▶ Aim of the task
Reproduce the entries exactly.

*****

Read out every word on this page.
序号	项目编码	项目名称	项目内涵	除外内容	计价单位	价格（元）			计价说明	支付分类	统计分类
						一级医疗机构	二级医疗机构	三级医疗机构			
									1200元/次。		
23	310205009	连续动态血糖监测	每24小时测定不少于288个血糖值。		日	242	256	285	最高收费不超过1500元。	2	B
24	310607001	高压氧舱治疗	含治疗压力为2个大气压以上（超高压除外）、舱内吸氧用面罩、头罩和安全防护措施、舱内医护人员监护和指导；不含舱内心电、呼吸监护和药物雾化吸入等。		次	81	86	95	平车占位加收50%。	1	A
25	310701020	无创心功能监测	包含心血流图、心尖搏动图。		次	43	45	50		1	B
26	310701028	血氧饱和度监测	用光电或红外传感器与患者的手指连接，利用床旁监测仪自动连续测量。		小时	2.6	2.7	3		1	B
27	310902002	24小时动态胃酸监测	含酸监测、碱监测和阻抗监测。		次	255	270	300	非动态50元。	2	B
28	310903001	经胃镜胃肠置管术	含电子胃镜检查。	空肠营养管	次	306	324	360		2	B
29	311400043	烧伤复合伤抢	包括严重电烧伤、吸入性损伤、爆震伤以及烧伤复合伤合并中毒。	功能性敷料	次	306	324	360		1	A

*****

▶ Result of this task
Read out every word on this page.
序号	项目编码	项目名称	项目内涵	除外内容	计价单位	价格（元）			计价说明	支付分类	统计分类
						一级医疗机构	二级医疗机构	三级医疗机构			
									1200元/次。		
23	310205009	连续动态血糖监测	每24小时测定不少于288个血糖值。		日	242	256	285	最高收费不超过1500元。	2	B
24	310607001	高压氧舱治疗	含治疗压力为2个大气压以上（超高压除外）、舱内吸氧用面罩、头罩和安全防护措施、舱内医护人员监护和指导；不含舱内心电、呼吸监护和药物雾化吸入等。		次	81	86	95	平车占位加收50%。	1	A
25	310701020	无创心功能监测	包含心血流图、心尖搏动图。		次	43	45	50		1	B
26	310701028	血氧饱和度监测	用光电或红外传感器与患者的手指连接，利用床旁监测仪自动连续测量。		小时	2.6	2.7	3		1	B
27	310902002	24小时动态胃酸监测	含酸监测、碱监测和阻抗监测。		次	255	270	300	非动态50元。	2	B
28	310903001	经胃镜胃肠置管术	含电子胃镜检查。	空肠营养管	次	306	324	360		2	B
29	311400043	烧伤复合伤抢	包括严重电烧伤、吸入性损伤、爆震伤以及烧伤复合伤合并中毒。	功能性敷料	次	306	324	360		1	A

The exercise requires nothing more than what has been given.